### Task description:
Where the string "ylabel" occurs in the material below, report the whole line.

### Material shown:
★ ★ ★ ★ ★
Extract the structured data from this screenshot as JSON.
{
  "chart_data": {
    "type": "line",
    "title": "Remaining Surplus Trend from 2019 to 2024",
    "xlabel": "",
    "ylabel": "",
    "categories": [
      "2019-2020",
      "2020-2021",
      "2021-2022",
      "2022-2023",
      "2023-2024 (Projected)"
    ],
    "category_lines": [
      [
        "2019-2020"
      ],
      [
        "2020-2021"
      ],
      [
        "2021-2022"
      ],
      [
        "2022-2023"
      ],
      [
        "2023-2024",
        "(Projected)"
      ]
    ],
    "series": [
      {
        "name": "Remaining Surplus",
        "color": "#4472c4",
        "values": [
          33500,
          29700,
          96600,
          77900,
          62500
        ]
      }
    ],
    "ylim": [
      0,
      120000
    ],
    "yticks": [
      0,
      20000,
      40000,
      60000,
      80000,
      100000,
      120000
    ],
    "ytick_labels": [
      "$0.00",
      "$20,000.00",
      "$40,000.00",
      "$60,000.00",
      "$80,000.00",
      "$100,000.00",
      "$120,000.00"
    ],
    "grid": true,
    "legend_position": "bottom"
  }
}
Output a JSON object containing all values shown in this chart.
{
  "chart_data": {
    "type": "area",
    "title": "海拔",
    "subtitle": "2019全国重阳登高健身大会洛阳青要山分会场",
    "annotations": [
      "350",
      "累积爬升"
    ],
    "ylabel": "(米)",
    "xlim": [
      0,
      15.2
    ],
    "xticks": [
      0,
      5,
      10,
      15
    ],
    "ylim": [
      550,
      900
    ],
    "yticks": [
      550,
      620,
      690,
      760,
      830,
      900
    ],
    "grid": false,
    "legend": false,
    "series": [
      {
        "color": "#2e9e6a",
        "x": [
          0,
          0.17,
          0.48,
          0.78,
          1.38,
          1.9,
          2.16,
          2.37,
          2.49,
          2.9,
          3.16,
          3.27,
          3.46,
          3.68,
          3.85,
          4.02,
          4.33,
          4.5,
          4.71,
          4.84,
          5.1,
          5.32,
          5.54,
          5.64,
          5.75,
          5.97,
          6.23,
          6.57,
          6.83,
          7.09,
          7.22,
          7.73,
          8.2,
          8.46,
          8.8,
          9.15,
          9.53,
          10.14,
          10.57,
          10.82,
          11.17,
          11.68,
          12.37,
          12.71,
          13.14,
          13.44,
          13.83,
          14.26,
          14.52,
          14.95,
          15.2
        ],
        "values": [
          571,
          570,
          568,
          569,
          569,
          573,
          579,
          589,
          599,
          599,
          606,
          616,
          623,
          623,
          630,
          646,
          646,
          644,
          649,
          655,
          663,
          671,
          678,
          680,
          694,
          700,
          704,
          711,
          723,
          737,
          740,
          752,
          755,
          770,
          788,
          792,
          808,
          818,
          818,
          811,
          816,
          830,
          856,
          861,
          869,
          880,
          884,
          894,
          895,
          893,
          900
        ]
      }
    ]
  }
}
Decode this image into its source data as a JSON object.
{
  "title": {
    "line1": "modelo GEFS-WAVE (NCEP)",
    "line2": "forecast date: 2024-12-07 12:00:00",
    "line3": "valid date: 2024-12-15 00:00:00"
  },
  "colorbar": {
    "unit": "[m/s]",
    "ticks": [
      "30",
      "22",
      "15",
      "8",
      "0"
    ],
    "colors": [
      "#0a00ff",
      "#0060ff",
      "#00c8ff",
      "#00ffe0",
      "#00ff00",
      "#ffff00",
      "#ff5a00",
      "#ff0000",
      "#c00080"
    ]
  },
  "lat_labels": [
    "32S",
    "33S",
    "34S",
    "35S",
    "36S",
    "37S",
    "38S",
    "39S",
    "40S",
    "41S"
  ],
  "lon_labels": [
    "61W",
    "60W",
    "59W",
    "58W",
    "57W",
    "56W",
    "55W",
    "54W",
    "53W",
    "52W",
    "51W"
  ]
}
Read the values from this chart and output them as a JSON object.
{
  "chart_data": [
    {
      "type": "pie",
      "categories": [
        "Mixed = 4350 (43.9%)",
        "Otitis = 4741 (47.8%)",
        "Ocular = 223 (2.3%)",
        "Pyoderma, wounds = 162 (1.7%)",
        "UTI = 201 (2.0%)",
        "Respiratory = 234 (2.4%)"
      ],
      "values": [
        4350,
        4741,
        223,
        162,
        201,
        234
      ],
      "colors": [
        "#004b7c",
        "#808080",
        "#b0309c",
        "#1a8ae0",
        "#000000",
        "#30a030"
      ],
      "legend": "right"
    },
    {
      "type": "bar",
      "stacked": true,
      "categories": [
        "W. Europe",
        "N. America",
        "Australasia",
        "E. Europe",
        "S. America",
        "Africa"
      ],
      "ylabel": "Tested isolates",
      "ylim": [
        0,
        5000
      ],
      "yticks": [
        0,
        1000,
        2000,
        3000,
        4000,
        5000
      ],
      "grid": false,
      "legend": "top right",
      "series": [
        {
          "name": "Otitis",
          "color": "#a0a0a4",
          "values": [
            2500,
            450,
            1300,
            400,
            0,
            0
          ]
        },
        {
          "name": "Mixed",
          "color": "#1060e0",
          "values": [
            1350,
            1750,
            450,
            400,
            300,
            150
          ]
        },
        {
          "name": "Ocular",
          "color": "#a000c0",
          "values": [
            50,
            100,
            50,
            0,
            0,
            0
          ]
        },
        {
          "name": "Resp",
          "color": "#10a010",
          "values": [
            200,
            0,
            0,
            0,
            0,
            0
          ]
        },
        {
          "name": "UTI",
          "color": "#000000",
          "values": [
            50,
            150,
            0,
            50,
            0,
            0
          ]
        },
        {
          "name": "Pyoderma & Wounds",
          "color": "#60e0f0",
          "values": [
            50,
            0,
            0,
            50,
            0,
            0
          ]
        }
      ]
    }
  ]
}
★ ★ ★ ★ ★
### Exercise response:
    "ylabel": "",
    "ylabel": "(米)",
      "ylabel": "Tested isolates",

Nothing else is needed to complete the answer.